PROBLEM TO WORK ON >>
In the listing that follows, count every line with the word "Daily" in it and write only the total.

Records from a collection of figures
========================================

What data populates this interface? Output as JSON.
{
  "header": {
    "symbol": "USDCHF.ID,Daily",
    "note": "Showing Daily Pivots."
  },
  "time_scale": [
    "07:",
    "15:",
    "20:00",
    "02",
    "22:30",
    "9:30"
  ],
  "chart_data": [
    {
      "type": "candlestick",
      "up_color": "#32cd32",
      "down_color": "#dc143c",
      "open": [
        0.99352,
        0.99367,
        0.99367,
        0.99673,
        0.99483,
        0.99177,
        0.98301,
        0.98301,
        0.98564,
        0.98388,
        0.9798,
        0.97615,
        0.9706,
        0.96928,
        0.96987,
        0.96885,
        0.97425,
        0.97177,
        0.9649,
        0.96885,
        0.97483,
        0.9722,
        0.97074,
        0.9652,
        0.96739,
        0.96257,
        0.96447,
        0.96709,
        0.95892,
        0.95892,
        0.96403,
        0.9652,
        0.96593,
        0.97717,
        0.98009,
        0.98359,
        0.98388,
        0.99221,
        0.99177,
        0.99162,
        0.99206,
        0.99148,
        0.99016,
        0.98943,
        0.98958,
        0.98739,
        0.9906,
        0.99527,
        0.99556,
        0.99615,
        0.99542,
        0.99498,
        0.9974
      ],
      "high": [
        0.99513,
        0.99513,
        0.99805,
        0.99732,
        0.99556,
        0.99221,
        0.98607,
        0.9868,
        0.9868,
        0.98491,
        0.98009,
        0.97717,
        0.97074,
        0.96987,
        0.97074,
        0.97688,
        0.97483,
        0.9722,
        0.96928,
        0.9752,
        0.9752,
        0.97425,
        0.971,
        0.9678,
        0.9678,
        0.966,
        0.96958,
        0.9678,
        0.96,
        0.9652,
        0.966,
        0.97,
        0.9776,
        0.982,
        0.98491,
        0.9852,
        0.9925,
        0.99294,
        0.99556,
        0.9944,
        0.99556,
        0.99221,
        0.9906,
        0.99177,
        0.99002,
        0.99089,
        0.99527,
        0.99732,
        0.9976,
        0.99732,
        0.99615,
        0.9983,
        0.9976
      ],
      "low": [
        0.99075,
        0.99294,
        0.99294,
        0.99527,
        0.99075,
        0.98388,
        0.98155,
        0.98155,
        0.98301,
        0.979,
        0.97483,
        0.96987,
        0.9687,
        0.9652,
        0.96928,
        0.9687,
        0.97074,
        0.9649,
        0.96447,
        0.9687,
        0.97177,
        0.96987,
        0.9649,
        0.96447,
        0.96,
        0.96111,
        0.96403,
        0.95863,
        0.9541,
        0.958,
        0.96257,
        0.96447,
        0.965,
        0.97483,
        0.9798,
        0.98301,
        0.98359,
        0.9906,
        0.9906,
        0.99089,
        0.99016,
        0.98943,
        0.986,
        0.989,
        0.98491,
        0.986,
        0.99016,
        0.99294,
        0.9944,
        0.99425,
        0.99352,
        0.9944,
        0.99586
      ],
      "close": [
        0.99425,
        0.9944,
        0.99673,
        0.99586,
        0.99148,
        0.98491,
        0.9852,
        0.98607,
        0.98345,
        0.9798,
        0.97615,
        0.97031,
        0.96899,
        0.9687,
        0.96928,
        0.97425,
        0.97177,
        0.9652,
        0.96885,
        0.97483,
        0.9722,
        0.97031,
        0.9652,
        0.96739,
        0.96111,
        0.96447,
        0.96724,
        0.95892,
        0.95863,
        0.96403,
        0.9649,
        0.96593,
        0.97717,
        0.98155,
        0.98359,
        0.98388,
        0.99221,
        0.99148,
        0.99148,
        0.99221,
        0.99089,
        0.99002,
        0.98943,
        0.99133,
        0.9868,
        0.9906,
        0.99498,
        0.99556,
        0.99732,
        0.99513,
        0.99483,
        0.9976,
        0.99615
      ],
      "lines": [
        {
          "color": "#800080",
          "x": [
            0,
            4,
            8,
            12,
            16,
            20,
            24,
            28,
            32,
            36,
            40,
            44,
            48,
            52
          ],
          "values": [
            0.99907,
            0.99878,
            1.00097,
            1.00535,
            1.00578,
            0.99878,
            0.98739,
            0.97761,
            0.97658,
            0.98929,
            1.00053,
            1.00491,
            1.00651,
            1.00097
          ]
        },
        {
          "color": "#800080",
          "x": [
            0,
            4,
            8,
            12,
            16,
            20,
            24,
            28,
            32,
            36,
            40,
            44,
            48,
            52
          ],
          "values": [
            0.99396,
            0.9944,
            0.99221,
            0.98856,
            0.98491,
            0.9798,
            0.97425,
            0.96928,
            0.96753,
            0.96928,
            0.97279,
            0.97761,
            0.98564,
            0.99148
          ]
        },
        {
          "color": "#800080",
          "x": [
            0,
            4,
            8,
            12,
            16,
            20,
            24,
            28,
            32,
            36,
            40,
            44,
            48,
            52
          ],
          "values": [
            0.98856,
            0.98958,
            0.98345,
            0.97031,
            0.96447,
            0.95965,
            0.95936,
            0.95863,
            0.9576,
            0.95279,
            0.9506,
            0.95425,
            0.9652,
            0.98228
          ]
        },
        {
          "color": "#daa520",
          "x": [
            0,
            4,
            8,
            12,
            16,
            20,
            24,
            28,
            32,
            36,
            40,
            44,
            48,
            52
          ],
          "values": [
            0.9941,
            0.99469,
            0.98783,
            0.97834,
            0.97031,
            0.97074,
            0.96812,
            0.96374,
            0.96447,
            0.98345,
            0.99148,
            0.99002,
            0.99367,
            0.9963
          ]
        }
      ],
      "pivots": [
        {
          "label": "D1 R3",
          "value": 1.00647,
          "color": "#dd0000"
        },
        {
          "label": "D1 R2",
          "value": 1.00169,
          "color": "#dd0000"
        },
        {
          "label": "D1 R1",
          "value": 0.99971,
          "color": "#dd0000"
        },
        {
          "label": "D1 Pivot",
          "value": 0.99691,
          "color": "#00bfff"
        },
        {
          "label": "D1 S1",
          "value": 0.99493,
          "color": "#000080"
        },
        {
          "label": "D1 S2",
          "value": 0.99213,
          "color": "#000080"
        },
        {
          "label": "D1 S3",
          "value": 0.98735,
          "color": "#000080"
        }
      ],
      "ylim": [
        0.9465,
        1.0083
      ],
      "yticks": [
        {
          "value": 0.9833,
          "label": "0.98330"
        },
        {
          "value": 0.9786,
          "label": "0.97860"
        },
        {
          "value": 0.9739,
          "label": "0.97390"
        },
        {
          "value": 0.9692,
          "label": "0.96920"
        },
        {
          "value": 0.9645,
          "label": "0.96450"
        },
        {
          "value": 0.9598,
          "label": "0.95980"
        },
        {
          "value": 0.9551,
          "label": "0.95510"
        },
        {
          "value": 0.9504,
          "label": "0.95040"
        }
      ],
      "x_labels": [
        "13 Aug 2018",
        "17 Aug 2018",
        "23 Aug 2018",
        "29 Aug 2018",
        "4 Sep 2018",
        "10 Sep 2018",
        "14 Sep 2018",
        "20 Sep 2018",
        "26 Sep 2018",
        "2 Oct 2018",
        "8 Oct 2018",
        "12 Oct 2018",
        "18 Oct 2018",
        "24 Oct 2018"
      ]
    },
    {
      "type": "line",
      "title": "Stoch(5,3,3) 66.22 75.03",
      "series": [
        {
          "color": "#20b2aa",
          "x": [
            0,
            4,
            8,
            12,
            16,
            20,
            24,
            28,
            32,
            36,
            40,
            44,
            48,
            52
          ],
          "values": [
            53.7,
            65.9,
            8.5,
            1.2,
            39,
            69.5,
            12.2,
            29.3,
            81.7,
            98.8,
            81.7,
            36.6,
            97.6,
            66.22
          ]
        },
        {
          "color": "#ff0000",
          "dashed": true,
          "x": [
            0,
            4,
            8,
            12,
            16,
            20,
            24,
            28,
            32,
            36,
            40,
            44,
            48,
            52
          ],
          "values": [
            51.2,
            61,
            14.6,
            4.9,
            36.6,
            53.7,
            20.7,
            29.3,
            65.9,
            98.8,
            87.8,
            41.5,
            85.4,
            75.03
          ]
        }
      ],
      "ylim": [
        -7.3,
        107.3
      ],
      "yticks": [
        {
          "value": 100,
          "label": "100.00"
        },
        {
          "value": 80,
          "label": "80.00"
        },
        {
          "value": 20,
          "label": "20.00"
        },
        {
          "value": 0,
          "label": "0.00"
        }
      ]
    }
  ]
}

========================================

REPLY TO THE TASK >>
2